- Records provided

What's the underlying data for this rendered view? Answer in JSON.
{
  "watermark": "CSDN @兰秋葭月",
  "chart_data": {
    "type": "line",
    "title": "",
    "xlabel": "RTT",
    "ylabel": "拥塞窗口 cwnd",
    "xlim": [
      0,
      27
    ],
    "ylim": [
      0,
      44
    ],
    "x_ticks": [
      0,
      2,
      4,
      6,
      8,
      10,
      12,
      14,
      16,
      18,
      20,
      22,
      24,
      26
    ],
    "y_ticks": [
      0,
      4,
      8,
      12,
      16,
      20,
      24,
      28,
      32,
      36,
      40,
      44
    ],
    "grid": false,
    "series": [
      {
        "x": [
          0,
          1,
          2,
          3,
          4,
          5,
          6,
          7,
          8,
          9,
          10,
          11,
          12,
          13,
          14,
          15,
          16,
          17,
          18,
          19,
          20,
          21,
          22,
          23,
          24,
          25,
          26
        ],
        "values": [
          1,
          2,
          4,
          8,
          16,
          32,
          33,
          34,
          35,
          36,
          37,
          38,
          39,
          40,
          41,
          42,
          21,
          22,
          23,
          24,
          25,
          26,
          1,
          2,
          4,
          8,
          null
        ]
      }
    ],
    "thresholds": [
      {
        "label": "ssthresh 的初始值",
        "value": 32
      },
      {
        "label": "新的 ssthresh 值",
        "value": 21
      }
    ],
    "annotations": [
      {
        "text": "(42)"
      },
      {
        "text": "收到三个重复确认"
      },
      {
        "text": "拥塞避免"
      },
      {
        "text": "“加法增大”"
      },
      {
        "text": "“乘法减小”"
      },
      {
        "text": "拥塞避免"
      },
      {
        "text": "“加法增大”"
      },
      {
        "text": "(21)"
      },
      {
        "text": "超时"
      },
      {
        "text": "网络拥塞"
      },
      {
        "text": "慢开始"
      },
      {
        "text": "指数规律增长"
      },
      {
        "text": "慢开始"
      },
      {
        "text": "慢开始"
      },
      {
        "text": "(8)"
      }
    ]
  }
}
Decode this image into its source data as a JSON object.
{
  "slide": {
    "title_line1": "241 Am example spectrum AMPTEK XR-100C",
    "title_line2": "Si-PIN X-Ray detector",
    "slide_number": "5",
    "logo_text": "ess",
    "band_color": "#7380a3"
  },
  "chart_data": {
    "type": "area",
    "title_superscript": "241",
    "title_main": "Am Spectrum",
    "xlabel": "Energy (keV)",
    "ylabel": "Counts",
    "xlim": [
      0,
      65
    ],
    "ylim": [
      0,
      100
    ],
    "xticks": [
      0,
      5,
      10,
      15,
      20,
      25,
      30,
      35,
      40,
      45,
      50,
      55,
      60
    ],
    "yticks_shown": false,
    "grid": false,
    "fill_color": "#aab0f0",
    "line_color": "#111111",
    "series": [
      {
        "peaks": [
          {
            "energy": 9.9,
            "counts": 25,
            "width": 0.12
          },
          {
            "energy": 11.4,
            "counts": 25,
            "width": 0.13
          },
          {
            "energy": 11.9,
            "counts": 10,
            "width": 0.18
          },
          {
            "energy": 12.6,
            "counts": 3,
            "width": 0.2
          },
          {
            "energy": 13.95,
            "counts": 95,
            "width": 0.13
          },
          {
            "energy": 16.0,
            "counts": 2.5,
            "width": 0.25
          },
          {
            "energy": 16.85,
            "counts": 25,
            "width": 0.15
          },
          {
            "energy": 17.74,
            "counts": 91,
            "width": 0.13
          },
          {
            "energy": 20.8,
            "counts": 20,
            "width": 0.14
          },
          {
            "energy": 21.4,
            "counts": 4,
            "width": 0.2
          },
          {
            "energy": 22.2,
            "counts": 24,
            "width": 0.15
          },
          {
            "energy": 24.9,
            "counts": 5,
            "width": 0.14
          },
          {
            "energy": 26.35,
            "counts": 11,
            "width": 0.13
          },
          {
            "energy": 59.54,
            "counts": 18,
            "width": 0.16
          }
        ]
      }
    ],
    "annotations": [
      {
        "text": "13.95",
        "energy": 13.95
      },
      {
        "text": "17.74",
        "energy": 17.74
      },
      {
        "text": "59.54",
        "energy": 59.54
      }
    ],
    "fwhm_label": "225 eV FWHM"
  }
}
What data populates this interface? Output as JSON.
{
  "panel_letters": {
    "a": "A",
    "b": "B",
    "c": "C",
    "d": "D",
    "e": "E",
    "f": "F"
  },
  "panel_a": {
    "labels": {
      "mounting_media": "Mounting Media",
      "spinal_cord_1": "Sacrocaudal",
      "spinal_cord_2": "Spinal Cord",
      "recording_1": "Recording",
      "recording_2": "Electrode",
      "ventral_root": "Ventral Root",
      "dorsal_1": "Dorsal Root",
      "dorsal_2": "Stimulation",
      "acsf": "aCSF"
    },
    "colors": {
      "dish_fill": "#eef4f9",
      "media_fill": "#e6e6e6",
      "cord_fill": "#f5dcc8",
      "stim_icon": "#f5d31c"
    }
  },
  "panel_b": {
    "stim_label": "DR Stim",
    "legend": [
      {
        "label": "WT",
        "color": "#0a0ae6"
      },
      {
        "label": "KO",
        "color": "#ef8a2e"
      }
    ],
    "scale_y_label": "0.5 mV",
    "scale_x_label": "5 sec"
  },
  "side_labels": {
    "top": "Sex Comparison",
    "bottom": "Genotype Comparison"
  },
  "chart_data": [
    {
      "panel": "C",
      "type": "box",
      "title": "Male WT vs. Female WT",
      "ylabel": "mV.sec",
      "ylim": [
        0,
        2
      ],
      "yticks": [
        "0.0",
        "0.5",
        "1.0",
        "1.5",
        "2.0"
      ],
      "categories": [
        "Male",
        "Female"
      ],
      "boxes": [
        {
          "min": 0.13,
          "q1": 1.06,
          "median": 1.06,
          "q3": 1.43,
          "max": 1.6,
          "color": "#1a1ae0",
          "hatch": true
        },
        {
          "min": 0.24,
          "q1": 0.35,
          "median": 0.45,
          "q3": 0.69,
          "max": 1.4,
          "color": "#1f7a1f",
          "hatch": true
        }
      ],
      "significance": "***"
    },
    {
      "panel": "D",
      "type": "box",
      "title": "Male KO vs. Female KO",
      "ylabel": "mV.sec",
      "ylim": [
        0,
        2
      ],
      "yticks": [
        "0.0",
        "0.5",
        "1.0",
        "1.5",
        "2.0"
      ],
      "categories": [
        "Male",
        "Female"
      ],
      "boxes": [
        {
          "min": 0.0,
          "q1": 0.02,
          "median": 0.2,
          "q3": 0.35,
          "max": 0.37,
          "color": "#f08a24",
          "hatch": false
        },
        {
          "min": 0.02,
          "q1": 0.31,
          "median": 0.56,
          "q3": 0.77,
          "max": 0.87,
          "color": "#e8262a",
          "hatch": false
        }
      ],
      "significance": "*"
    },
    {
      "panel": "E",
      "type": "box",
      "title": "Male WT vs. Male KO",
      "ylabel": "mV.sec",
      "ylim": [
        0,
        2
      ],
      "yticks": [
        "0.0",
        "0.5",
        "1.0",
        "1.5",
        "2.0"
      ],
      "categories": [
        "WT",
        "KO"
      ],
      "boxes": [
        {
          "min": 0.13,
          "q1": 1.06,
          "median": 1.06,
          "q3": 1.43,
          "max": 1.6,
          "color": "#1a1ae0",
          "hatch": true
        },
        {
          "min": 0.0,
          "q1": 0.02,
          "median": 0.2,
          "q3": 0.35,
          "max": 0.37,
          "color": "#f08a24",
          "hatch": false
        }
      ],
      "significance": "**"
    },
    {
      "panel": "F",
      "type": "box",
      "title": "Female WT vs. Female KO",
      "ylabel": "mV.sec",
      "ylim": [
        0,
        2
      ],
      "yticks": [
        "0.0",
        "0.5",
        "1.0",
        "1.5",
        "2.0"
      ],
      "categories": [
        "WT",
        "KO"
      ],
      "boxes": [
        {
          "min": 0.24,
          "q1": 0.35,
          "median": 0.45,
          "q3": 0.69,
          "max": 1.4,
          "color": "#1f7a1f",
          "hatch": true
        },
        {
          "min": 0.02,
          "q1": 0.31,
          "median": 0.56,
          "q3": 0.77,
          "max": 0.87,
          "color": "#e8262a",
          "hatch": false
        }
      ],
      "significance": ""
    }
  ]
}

- Exercise description
Determine how many lines of the listing above hold the word "this". Report that number without anything else.

- Completed exercise
3